Output every record below exactly as it appears.
* Begin Given entries *
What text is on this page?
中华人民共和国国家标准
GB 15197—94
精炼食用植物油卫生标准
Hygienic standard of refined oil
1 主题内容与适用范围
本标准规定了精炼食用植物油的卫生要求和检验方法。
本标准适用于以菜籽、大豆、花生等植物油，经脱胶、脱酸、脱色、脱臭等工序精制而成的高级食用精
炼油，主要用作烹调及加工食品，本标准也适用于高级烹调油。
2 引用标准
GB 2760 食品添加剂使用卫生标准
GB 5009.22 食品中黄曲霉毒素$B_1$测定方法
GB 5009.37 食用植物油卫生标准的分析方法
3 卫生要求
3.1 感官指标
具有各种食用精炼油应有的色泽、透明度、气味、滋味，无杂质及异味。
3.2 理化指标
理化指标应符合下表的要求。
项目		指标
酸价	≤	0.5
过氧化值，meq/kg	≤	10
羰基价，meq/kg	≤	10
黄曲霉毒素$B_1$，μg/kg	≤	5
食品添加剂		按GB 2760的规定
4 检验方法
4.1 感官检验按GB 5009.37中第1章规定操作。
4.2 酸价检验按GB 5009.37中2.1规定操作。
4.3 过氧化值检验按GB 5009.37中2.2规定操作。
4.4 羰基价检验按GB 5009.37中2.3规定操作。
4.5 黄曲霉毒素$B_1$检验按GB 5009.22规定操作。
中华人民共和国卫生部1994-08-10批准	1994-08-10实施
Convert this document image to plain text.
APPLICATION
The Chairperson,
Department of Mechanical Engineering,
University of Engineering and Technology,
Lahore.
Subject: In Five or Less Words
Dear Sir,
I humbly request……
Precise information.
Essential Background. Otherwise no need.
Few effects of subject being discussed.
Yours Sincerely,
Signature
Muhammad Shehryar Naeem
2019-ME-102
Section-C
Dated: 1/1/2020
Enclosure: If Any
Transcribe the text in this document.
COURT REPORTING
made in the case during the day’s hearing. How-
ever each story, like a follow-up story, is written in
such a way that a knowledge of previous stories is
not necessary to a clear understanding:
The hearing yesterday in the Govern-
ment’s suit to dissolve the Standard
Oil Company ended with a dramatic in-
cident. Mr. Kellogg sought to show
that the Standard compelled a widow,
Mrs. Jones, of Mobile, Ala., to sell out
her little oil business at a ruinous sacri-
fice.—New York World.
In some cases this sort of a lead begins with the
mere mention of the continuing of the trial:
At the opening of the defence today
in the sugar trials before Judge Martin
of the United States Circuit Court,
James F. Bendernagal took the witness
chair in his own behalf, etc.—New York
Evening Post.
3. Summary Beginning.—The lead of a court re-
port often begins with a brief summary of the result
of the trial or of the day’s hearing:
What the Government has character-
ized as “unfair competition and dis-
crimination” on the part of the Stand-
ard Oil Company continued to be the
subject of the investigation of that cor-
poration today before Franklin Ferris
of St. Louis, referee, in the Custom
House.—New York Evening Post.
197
* End Given entries *
_Final result_
What text is on this page?
中华人民共和国国家标准
GB 15197—94
精炼食用植物油卫生标准
Hygienic standard of refined oil
1 主题内容与适用范围
本标准规定了精炼食用植物油的卫生要求和检验方法。
本标准适用于以菜籽、大豆、花生等植物油，经脱胶、脱酸、脱色、脱臭等工序精制而成的高级食用精
炼油，主要用作烹调及加工食品，本标准也适用于高级烹调油。
2 引用标准
GB 2760 食品添加剂使用卫生标准
GB 5009.22 食品中黄曲霉毒素$B_1$测定方法
GB 5009.37 食用植物油卫生标准的分析方法
3 卫生要求
3.1 感官指标
具有各种食用精炼油应有的色泽、透明度、气味、滋味，无杂质及异味。
3.2 理化指标
理化指标应符合下表的要求。
项目		指标
酸价	≤	0.5
过氧化值，meq/kg	≤	10
羰基价，meq/kg	≤	10
黄曲霉毒素$B_1$，μg/kg	≤	5
食品添加剂		按GB 2760的规定
4 检验方法
4.1 感官检验按GB 5009.37中第1章规定操作。
4.2 酸价检验按GB 5009.37中2.1规定操作。
4.3 过氧化值检验按GB 5009.37中2.2规定操作。
4.4 羰基价检验按GB 5009.37中2.3规定操作。
4.5 黄曲霉毒素$B_1$检验按GB 5009.22规定操作。
中华人民共和国卫生部1994-08-10批准	1994-08-10实施
Convert this document image to plain text.
APPLICATION
The Chairperson,
Department of Mechanical Engineering,
University of Engineering and Technology,
Lahore.
Subject: In Five or Less Words
Dear Sir,
I humbly request……
Precise information.
Essential Background. Otherwise no need.
Few effects of subject being discussed.
Yours Sincerely,
Signature
Muhammad Shehryar Naeem
2019-ME-102
Section-C
Dated: 1/1/2020
Enclosure: If Any
Transcribe the text in this document.
COURT REPORTING
made in the case during the day’s hearing. How-
ever each story, like a follow-up story, is written in
such a way that a knowledge of previous stories is
not necessary to a clear understanding:
The hearing yesterday in the Govern-
ment’s suit to dissolve the Standard
Oil Company ended with a dramatic in-
cident. Mr. Kellogg sought to show
that the Standard compelled a widow,
Mrs. Jones, of Mobile, Ala., to sell out
her little oil business at a ruinous sacri-
fice.—New York World.
In some cases this sort of a lead begins with the
mere mention of the continuing of the trial:
At the opening of the defence today
in the sugar trials before Judge Martin
of the United States Circuit Court,
James F. Bendernagal took the witness
chair in his own behalf, etc.—New York
Evening Post.
3. Summary Beginning.—The lead of a court re-
port often begins with a brief summary of the result
of the trial or of the day’s hearing:
What the Government has character-
ized as “unfair competition and dis-
crimination” on the part of the Stand-
ard Oil Company continued to be the
subject of the investigation of that cor-
poration today before Franklin Ferris
of St. Louis, referee, in the Custom
House.—New York Evening Post.
197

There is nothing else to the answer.